##### Provided information #####

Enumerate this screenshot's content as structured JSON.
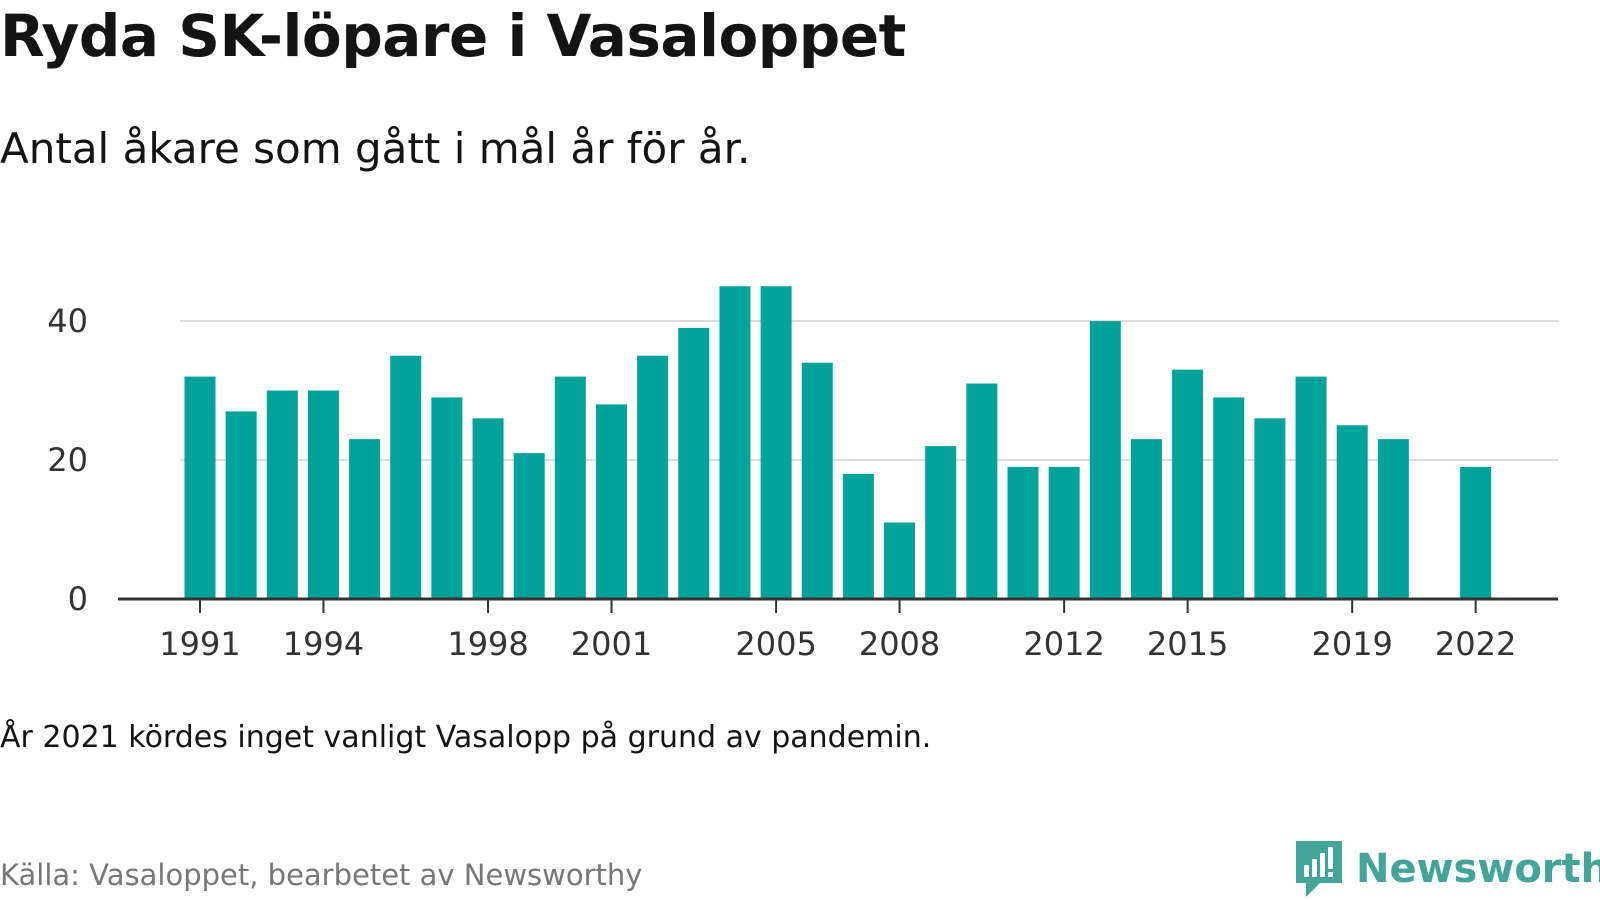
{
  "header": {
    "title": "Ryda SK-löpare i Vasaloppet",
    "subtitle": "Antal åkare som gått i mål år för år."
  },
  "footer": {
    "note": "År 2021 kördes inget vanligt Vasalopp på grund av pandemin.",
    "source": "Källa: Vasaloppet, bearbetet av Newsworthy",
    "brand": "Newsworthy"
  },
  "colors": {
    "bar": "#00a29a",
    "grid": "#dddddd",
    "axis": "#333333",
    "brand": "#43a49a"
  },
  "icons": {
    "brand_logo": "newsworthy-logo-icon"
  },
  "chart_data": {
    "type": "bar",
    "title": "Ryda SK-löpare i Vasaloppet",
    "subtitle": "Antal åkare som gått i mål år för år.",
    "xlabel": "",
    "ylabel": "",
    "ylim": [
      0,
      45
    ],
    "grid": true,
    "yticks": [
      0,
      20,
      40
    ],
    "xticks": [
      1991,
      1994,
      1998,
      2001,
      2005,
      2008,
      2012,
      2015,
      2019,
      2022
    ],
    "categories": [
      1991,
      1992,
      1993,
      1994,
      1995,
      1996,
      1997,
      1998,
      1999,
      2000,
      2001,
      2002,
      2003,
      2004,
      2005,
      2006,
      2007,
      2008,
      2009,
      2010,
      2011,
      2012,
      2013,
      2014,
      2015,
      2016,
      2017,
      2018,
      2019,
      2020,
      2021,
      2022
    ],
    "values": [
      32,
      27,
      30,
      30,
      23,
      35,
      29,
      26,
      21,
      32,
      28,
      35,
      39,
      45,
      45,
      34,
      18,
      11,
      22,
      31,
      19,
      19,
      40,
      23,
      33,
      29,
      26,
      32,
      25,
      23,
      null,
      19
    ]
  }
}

#####

**Exercise requirements**
Reproduce the records above exactly, leaving out every picture they contain.

**Final result**
Enumerate this screenshot's content as structured JSON.
{
  "header": {
    "title": "Ryda SK-löpare i Vasaloppet",
    "subtitle": "Antal åkare som gått i mål år för år."
  },
  "footer": {
    "note": "År 2021 kördes inget vanligt Vasalopp på grund av pandemin.",
    "source": "Källa: Vasaloppet, bearbetet av Newsworthy",
    "brand": "Newsworthy"
  },
  "colors": {
    "bar": "#00a29a",
    "grid": "#dddddd",
    "axis": "#333333",
    "brand": "#43a49a"
  },
  "icons": {
    "brand_logo": "newsworthy-logo-icon"
  },
  "chart_data": {
    "type": "bar",
    "title": "Ryda SK-löpare i Vasaloppet",
    "subtitle": "Antal åkare som gått i mål år för år.",
    "xlabel": "",
    "ylabel": "",
    "ylim": [
      0,
      45
    ],
    "grid": true,
    "yticks": [
      0,
      20,
      40
    ],
    "xticks": [
      1991,
      1994,
      1998,
      2001,
      2005,
      2008,
      2012,
      2015,
      2019,
      2022
    ],
    "categories": [
      1991,
      1992,
      1993,
      1994,
      1995,
      1996,
      1997,
      1998,
      1999,
      2000,
      2001,
      2002,
      2003,
      2004,
      2005,
      2006,
      2007,
      2008,
      2009,
      2010,
      2011,
      2012,
      2013,
      2014,
      2015,
      2016,
      2017,
      2018,
      2019,
      2020,
      2021,
      2022
    ],
    "values": [
      32,
      27,
      30,
      30,
      23,
      35,
      29,
      26,
      21,
      32,
      28,
      35,
      39,
      45,
      45,
      34,
      18,
      11,
      22,
      31,
      19,
      19,
      40,
      23,
      33,
      29,
      26,
      32,
      25,
      23,
      null,
      19
    ]
  }
}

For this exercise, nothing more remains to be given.